--- start of EXERCISE MATERIALS ---
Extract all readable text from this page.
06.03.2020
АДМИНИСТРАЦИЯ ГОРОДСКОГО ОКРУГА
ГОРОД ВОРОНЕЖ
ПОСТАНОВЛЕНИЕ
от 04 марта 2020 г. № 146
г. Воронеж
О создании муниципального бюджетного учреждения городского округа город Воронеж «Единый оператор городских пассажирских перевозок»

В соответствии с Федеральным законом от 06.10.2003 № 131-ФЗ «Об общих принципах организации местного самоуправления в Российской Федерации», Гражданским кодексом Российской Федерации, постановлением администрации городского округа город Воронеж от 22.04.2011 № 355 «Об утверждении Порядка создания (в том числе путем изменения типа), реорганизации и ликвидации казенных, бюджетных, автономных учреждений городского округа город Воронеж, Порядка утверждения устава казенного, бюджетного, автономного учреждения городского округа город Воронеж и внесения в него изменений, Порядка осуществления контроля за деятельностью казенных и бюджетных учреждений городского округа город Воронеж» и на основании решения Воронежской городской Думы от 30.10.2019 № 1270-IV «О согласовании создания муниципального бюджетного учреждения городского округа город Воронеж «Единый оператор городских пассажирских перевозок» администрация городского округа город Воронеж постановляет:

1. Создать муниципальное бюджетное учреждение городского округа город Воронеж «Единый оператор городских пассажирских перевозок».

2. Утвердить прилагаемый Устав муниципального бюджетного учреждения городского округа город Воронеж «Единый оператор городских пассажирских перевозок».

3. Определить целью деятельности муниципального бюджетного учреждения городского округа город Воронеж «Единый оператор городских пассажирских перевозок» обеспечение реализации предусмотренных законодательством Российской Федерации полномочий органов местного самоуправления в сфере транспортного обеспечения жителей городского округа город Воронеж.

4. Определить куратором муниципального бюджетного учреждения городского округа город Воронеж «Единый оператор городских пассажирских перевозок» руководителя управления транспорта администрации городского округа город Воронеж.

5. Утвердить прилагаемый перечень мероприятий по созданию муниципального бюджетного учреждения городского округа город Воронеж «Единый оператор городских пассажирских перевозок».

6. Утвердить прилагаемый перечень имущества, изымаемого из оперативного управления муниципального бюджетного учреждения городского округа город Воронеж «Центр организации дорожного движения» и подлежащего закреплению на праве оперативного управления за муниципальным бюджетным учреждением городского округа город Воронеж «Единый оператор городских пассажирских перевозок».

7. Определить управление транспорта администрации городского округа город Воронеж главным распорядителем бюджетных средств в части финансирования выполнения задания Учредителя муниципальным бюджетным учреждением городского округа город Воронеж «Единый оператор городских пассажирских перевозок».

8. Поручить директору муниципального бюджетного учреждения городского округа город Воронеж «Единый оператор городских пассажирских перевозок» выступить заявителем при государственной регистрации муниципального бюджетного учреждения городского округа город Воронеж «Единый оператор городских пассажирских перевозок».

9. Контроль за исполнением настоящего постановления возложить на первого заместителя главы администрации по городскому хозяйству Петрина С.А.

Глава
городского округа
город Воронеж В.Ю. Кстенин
--- end of EXERCISE MATERIALS ---
_WHAT IS REQUIRED_: Transcribe every entry word for word.

_RESPONSE_:
Extract all readable text from this page.
06.03.2020
АДМИНИСТРАЦИЯ ГОРОДСКОГО ОКРУГА
ГОРОД ВОРОНЕЖ
ПОСТАНОВЛЕНИЕ
от 04 марта 2020 г. № 146
г. Воронеж
О создании муниципального бюджетного учреждения городского округа город Воронеж «Единый оператор городских пассажирских перевозок»

В соответствии с Федеральным законом от 06.10.2003 № 131-ФЗ «Об общих принципах организации местного самоуправления в Российской Федерации», Гражданским кодексом Российской Федерации, постановлением администрации городского округа город Воронеж от 22.04.2011 № 355 «Об утверждении Порядка создания (в том числе путем изменения типа), реорганизации и ликвидации казенных, бюджетных, автономных учреждений городского округа город Воронеж, Порядка утверждения устава казенного, бюджетного, автономного учреждения городского округа город Воронеж и внесения в него изменений, Порядка осуществления контроля за деятельностью казенных и бюджетных учреждений городского округа город Воронеж» и на основании решения Воронежской городской Думы от 30.10.2019 № 1270-IV «О согласовании создания муниципального бюджетного учреждения городского округа город Воронеж «Единый оператор городских пассажирских перевозок» администрация городского округа город Воронеж постановляет:

1. Создать муниципальное бюджетное учреждение городского округа город Воронеж «Единый оператор городских пассажирских перевозок».

2. Утвердить прилагаемый Устав муниципального бюджетного учреждения городского округа город Воронеж «Единый оператор городских пассажирских перевозок».

3. Определить целью деятельности муниципального бюджетного учреждения городского округа город Воронеж «Единый оператор городских пассажирских перевозок» обеспечение реализации предусмотренных законодательством Российской Федерации полномочий органов местного самоуправления в сфере транспортного обеспечения жителей городского округа город Воронеж.

4. Определить куратором муниципального бюджетного учреждения городского округа город Воронеж «Единый оператор городских пассажирских перевозок» руководителя управления транспорта администрации городского округа город Воронеж.

5. Утвердить прилагаемый перечень мероприятий по созданию муниципального бюджетного учреждения городского округа город Воронеж «Единый оператор городских пассажирских перевозок».

6. Утвердить прилагаемый перечень имущества, изымаемого из оперативного управления муниципального бюджетного учреждения городского округа город Воронеж «Центр организации дорожного движения» и подлежащего закреплению на праве оперативного управления за муниципальным бюджетным учреждением городского округа город Воронеж «Единый оператор городских пассажирских перевозок».

7. Определить управление транспорта администрации городского округа город Воронеж главным распорядителем бюджетных средств в части финансирования выполнения задания Учредителя муниципальным бюджетным учреждением городского округа город Воронеж «Единый оператор городских пассажирских перевозок».

8. Поручить директору муниципального бюджетного учреждения городского округа город Воронеж «Единый оператор городских пассажирских перевозок» выступить заявителем при государственной регистрации муниципального бюджетного учреждения городского округа город Воронеж «Единый оператор городских пассажирских перевозок».

9. Контроль за исполнением настоящего постановления возложить на первого заместителя главы администрации по городскому хозяйству Петрина С.А.

Глава
городского округа
город Воронеж В.Ю. Кстенин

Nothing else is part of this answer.